Data entries for graphics
■ ■ ■
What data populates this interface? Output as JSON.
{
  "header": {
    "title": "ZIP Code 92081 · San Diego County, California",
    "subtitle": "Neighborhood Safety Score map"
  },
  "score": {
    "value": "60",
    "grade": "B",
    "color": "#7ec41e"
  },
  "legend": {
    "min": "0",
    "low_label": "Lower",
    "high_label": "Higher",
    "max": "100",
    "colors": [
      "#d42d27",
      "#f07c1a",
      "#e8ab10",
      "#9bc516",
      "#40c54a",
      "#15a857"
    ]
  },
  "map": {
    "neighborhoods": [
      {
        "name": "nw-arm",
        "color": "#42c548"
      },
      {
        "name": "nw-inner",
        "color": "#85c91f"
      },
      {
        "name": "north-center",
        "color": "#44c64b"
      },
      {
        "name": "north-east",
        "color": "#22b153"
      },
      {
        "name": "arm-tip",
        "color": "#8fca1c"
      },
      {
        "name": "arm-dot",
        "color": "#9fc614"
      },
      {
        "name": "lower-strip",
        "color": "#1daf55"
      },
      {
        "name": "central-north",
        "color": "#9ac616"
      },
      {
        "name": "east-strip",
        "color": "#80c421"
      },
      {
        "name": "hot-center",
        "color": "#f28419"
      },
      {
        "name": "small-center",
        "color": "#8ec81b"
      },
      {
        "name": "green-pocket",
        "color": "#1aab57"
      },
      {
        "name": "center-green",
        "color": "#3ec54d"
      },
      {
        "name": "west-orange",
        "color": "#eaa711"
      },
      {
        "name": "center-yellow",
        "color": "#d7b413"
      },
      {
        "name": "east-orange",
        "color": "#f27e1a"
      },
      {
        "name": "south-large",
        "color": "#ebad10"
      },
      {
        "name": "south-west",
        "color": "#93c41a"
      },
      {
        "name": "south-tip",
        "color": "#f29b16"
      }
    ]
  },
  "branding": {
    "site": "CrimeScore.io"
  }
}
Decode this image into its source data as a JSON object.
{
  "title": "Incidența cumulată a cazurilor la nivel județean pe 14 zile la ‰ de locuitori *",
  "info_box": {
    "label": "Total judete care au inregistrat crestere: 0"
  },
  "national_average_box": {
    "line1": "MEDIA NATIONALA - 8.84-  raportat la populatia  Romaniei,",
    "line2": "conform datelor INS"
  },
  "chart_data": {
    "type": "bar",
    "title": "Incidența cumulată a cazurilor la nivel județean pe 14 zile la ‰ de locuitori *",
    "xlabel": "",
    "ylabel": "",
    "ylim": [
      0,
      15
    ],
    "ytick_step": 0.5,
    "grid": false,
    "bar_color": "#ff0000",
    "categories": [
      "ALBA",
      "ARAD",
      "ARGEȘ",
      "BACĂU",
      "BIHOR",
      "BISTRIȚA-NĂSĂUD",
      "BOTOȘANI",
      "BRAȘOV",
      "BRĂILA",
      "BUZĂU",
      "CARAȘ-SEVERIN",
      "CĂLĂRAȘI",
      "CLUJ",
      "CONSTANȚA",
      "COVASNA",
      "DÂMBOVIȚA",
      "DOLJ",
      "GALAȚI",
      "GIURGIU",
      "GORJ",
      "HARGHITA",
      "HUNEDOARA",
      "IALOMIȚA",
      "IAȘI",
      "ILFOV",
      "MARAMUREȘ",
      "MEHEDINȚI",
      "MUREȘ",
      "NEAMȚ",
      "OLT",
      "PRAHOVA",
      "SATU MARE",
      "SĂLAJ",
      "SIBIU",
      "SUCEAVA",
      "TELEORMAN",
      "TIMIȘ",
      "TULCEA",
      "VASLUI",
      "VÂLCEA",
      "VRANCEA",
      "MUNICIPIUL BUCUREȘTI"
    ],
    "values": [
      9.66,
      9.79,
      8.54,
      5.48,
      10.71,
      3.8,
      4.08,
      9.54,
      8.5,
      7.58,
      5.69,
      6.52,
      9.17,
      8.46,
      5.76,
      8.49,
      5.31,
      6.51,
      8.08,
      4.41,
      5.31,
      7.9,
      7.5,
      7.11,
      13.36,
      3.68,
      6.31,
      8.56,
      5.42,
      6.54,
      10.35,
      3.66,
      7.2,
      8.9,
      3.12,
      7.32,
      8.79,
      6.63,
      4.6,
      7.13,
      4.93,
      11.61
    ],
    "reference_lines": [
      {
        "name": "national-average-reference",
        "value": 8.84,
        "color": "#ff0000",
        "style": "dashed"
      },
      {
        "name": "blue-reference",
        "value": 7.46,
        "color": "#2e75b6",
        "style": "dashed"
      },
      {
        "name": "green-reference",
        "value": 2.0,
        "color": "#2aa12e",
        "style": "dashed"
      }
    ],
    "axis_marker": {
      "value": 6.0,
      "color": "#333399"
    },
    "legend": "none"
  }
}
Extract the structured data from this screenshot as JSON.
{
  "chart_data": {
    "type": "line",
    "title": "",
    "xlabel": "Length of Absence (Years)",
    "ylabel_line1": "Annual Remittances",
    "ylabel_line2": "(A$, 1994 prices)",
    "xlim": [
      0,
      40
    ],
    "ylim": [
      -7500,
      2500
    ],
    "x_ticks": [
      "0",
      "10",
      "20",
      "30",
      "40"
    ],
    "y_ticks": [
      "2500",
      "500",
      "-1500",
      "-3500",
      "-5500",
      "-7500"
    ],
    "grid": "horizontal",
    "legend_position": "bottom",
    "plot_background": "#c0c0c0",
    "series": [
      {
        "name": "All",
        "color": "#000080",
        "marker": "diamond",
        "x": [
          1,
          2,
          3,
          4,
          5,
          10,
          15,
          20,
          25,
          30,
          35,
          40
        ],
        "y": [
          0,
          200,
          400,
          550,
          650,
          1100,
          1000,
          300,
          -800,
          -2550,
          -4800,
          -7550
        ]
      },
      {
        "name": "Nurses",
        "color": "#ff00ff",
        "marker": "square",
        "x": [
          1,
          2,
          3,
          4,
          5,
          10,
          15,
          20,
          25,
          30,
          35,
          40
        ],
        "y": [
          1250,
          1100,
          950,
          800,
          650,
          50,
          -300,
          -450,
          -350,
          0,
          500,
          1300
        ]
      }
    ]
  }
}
■ ■ ■
Exercise goal
Pull out every line in the data above that has the word "locuitori".

Task solution
  "title": "Incidența cumulată a cazurilor la nivel județean pe 14 zile la ‰ de locuitori *",
    "title": "Incidența cumulată a cazurilor la nivel județean pe 14 zile la ‰ de locuitori *",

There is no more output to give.